— Begin Task inputs —

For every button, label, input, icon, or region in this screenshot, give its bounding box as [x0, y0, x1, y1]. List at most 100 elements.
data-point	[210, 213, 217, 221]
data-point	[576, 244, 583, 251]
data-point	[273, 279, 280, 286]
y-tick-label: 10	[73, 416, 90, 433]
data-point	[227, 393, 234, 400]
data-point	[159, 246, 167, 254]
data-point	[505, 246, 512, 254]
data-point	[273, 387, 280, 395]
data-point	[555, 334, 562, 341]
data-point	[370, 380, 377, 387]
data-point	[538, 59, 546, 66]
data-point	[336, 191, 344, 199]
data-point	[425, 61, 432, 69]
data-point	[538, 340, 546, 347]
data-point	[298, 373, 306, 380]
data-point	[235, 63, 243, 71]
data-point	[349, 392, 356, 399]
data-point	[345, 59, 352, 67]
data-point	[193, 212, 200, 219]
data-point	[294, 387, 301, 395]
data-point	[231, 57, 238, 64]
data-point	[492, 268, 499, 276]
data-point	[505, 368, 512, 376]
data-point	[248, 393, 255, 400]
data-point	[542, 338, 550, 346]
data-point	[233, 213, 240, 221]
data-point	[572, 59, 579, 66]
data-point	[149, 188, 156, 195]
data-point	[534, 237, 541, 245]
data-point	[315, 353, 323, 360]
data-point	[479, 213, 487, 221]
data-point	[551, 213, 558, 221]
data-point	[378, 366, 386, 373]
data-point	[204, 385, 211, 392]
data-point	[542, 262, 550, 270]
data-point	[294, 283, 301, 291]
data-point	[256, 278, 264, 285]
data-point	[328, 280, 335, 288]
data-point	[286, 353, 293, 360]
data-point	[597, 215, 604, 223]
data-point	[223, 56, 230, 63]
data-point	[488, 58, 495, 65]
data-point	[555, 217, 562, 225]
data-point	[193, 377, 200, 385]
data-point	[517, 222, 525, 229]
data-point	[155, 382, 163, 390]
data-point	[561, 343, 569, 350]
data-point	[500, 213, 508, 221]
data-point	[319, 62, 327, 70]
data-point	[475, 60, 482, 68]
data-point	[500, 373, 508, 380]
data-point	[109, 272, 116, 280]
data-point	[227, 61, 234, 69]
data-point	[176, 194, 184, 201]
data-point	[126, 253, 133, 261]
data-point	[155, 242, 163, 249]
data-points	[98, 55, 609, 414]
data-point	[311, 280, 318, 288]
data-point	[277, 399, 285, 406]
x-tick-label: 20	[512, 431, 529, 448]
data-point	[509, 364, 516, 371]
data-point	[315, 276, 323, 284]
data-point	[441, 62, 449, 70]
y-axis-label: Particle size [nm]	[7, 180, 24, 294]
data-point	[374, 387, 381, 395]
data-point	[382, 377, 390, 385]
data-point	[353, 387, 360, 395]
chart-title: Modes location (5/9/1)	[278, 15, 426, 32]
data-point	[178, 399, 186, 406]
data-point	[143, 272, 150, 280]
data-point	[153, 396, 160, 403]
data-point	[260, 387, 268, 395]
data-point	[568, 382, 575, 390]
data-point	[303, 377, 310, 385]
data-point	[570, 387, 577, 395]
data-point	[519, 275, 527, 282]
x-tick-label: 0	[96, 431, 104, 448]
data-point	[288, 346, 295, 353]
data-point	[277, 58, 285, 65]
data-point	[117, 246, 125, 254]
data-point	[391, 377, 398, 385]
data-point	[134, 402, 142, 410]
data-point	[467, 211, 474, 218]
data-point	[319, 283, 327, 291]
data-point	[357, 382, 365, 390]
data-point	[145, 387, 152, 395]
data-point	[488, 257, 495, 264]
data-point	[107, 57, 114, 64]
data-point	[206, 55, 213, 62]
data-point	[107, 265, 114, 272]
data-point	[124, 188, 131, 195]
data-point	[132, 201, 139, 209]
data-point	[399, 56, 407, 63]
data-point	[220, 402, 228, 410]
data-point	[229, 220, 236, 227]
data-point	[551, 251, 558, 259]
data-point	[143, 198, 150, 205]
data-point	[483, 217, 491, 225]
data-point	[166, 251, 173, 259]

— End Task inputs —

Exercise
Locate every line in the material that contains the string "tick", treating uppercase and lowercase as different, and copy each of those lines.

Solution
y-tick-label: 10	[73, 416, 90, 433]
x-tick-label: 20	[512, 431, 529, 448]
x-tick-label: 0	[96, 431, 104, 448]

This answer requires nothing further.